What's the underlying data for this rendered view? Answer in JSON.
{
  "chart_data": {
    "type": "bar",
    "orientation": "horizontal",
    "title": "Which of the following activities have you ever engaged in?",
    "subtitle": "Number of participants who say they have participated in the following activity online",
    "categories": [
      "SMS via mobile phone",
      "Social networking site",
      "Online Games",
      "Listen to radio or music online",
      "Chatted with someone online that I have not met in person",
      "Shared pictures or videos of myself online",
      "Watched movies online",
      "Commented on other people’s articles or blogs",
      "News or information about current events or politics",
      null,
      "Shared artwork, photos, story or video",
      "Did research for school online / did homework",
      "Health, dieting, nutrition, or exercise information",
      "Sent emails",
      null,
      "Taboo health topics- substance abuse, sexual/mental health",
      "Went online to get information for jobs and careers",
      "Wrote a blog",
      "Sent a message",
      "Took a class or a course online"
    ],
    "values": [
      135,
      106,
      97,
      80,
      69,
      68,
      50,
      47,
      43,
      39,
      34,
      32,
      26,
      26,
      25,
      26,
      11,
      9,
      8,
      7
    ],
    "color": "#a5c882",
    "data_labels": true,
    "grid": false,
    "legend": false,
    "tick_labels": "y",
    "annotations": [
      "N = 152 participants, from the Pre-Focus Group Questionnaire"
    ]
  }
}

========================================================================

Print the entries exactly. Include every one.

What's the underlying data for this rendered view? Answer in JSON.
{
  "chart_data": {
    "type": "bar",
    "orientation": "horizontal",
    "title": "Which of the following activities have you ever engaged in?",
    "subtitle": "Number of participants who say they have participated in the following activity online",
    "categories": [
      "SMS via mobile phone",
      "Social networking site",
      "Online Games",
      "Listen to radio or music online",
      "Chatted with someone online that I have not met in person",
      "Shared pictures or videos of myself online",
      "Watched movies online",
      "Commented on other people’s articles or blogs",
      "News or information about current events or politics",
      null,
      "Shared artwork, photos, story or video",
      "Did research for school online / did homework",
      "Health, dieting, nutrition, or exercise information",
      "Sent emails",
      null,
      "Taboo health topics- substance abuse, sexual/mental health",
      "Went online to get information for jobs and careers",
      "Wrote a blog",
      "Sent a message",
      "Took a class or a course online"
    ],
    "values": [
      135,
      106,
      97,
      80,
      69,
      68,
      50,
      47,
      43,
      39,
      34,
      32,
      26,
      26,
      25,
      26,
      11,
      9,
      8,
      7
    ],
    "color": "#a5c882",
    "data_labels": true,
    "grid": false,
    "legend": false,
    "tick_labels": "y",
    "annotations": [
      "N = 152 participants, from the Pre-Focus Group Questionnaire"
    ]
  }
}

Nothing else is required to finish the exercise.